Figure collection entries
============================================================
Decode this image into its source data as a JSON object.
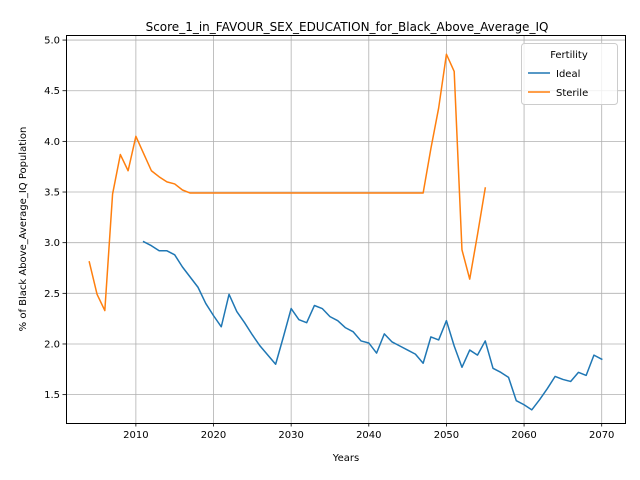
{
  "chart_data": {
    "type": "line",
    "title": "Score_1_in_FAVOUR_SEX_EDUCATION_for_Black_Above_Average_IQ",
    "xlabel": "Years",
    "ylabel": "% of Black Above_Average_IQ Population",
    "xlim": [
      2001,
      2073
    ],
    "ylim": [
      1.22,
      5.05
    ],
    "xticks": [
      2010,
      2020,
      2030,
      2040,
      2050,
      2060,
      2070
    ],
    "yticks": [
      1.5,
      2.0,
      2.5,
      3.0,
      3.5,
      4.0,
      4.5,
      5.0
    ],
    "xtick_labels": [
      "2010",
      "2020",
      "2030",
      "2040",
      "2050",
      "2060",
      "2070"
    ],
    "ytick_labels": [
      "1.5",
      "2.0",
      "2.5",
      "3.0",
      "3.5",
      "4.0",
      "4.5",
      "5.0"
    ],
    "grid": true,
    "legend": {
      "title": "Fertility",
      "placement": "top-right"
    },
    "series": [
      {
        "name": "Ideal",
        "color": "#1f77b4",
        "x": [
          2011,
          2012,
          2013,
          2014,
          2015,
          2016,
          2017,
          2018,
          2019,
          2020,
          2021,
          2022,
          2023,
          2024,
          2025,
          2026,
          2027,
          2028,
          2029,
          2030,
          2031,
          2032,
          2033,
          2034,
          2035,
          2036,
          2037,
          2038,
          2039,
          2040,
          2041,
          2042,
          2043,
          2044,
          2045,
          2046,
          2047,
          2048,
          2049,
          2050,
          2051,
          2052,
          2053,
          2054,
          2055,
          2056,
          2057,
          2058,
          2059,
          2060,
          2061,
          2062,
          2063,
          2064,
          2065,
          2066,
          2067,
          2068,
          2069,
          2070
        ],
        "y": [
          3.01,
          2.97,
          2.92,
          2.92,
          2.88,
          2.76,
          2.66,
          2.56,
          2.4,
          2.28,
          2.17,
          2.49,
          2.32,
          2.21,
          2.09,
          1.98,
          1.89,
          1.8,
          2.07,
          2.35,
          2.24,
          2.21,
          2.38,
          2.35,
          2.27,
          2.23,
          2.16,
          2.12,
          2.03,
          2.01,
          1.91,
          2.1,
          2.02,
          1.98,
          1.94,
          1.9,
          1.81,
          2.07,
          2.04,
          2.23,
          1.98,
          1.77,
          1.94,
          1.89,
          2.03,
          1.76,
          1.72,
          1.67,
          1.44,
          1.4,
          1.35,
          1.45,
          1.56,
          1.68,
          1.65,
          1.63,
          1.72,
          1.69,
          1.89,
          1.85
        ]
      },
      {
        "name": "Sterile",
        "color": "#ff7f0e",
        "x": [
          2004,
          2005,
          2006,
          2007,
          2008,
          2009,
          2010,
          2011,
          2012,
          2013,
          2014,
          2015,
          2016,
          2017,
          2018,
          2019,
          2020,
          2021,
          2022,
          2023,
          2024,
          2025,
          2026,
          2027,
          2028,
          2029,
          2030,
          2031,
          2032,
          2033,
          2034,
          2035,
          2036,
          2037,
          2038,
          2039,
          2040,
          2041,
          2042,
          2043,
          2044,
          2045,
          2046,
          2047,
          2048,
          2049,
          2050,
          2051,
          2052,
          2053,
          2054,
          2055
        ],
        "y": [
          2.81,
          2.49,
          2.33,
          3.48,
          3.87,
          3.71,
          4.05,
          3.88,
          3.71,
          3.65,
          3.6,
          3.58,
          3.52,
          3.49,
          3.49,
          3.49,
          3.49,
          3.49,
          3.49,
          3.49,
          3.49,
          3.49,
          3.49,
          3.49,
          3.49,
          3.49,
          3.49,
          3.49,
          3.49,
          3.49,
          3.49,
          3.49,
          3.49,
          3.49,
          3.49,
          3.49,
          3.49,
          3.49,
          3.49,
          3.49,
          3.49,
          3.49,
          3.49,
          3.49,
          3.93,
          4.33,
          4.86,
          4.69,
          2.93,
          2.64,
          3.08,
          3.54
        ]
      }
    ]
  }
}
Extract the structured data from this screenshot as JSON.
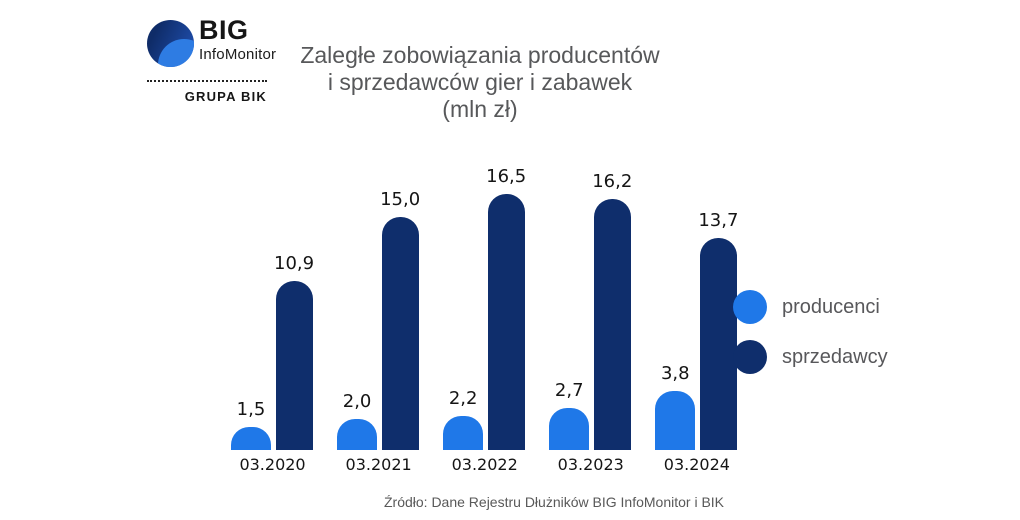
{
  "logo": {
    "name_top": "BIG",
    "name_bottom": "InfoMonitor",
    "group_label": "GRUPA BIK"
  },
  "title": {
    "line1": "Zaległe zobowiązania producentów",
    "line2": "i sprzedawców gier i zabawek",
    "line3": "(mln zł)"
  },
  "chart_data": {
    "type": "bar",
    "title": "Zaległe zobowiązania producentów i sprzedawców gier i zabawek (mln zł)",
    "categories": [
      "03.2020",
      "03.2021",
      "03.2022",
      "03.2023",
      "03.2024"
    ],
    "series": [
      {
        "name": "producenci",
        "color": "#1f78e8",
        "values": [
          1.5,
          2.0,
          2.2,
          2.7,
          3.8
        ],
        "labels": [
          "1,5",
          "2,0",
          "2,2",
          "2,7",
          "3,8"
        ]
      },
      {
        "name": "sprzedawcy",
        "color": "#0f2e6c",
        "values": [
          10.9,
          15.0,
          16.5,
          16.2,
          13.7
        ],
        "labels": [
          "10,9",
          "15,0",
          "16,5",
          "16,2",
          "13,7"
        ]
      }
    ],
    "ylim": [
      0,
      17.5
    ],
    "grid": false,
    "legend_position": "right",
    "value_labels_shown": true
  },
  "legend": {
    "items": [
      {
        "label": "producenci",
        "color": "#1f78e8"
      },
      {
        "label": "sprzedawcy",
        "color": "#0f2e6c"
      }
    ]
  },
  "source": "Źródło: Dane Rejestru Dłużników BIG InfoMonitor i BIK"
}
============================================================
Reproduce the data word for word, excluding its pictures.

Decode this image into its source data as a JSON object.
{
  "chart_data": {
    "type": "line",
    "title": "Score_1_in_FAVOUR_SEX_EDUCATION_for_Black_Above_Average_IQ",
    "xlabel": "Years",
    "ylabel": "% of Black Above_Average_IQ Population",
    "xlim": [
      2001,
      2073
    ],
    "ylim": [
      1.22,
      5.05
    ],
    "xticks": [
      2010,
      2020,
      2030,
      2040,
      2050,
      2060,
      2070
    ],
    "yticks": [
      1.5,
      2.0,
      2.5,
      3.0,
      3.5,
      4.0,
      4.5,
      5.0
    ],
    "xtick_labels": [
      "2010",
      "2020",
      "2030",
      "2040",
      "2050",
      "2060",
      "2070"
    ],
    "ytick_labels": [
      "1.5",
      "2.0",
      "2.5",
      "3.0",
      "3.5",
      "4.0",
      "4.5",
      "5.0"
    ],
    "grid": true,
    "legend": {
      "title": "Fertility",
      "placement": "top-right"
    },
    "series": [
      {
        "name": "Ideal",
        "color": "#1f77b4",
        "x": [
          2011,
          2012,
          2013,
          2014,
          2015,
          2016,
          2017,
          2018,
          2019,
          2020,
          2021,
          2022,
          2023,
          2024,
          2025,
          2026,
          2027,
          2028,
          2029,
          2030,
          2031,
          2032,
          2033,
          2034,
          2035,
          2036,
          2037,
          2038,
          2039,
          2040,
          2041,
          2042,
          2043,
          2044,
          2045,
          2046,
          2047,
          2048,
          2049,
          2050,
          2051,
          2052,
          2053,
          2054,
          2055,
          2056,
          2057,
          2058,
          2059,
          2060,
          2061,
          2062,
          2063,
          2064,
          2065,
          2066,
          2067,
          2068,
          2069,
          2070
        ],
        "y": [
          3.01,
          2.97,
          2.92,
          2.92,
          2.88,
          2.76,
          2.66,
          2.56,
          2.4,
          2.28,
          2.17,
          2.49,
          2.32,
          2.21,
          2.09,
          1.98,
          1.89,
          1.8,
          2.07,
          2.35,
          2.24,
          2.21,
          2.38,
          2.35,
          2.27,
          2.23,
          2.16,
          2.12,
          2.03,
          2.01,
          1.91,
          2.1,
          2.02,
          1.98,
          1.94,
          1.9,
          1.81,
          2.07,
          2.04,
          2.23,
          1.98,
          1.77,
          1.94,
          1.89,
          2.03,
          1.76,
          1.72,
          1.67,
          1.44,
          1.4,
          1.35,
          1.45,
          1.56,
          1.68,
          1.65,
          1.63,
          1.72,
          1.69,
          1.89,
          1.85
        ]
      },
      {
        "name": "Sterile",
        "color": "#ff7f0e",
        "x": [
          2004,
          2005,
          2006,
          2007,
          2008,
          2009,
          2010,
          2011,
          2012,
          2013,
          2014,
          2015,
          2016,
          2017,
          2018,
          2019,
          2020,
          2021,
          2022,
          2023,
          2024,
          2025,
          2026,
          2027,
          2028,
          2029,
          2030,
          2031,
          2032,
          2033,
          2034,
          2035,
          2036,
          2037,
          2038,
          2039,
          2040,
          2041,
          2042,
          2043,
          2044,
          2045,
          2046,
          2047,
          2048,
          2049,
          2050,
          2051,
          2052,
          2053,
          2054,
          2055
        ],
        "y": [
          2.81,
          2.49,
          2.33,
          3.48,
          3.87,
          3.71,
          4.05,
          3.88,
          3.71,
          3.65,
          3.6,
          3.58,
          3.52,
          3.49,
          3.49,
          3.49,
          3.49,
          3.49,
          3.49,
          3.49,
          3.49,
          3.49,
          3.49,
          3.49,
          3.49,
          3.49,
          3.49,
          3.49,
          3.49,
          3.49,
          3.49,
          3.49,
          3.49,
          3.49,
          3.49,
          3.49,
          3.49,
          3.49,
          3.49,
          3.49,
          3.49,
          3.49,
          3.49,
          3.49,
          3.93,
          4.33,
          4.86,
          4.69,
          2.93,
          2.64,
          3.08,
          3.54
        ]
      }
    ]
  }
}
Extract the structured data from this screenshot as JSON.
{
  "logo": {
    "name_top": "BIG",
    "name_bottom": "InfoMonitor",
    "group_label": "GRUPA BIK"
  },
  "title": {
    "line1": "Zaległe zobowiązania producentów",
    "line2": "i sprzedawców gier i zabawek",
    "line3": "(mln zł)"
  },
  "chart_data": {
    "type": "bar",
    "title": "Zaległe zobowiązania producentów i sprzedawców gier i zabawek (mln zł)",
    "categories": [
      "03.2020",
      "03.2021",
      "03.2022",
      "03.2023",
      "03.2024"
    ],
    "series": [
      {
        "name": "producenci",
        "color": "#1f78e8",
        "values": [
          1.5,
          2.0,
          2.2,
          2.7,
          3.8
        ],
        "labels": [
          "1,5",
          "2,0",
          "2,2",
          "2,7",
          "3,8"
        ]
      },
      {
        "name": "sprzedawcy",
        "color": "#0f2e6c",
        "values": [
          10.9,
          15.0,
          16.5,
          16.2,
          13.7
        ],
        "labels": [
          "10,9",
          "15,0",
          "16,5",
          "16,2",
          "13,7"
        ]
      }
    ],
    "ylim": [
      0,
      17.5
    ],
    "grid": false,
    "legend_position": "right",
    "value_labels_shown": true
  },
  "legend": {
    "items": [
      {
        "label": "producenci",
        "color": "#1f78e8"
      },
      {
        "label": "sprzedawcy",
        "color": "#0f2e6c"
      }
    ]
  },
  "source": "Źródło: Dane Rejestru Dłużników BIG InfoMonitor i BIK"
}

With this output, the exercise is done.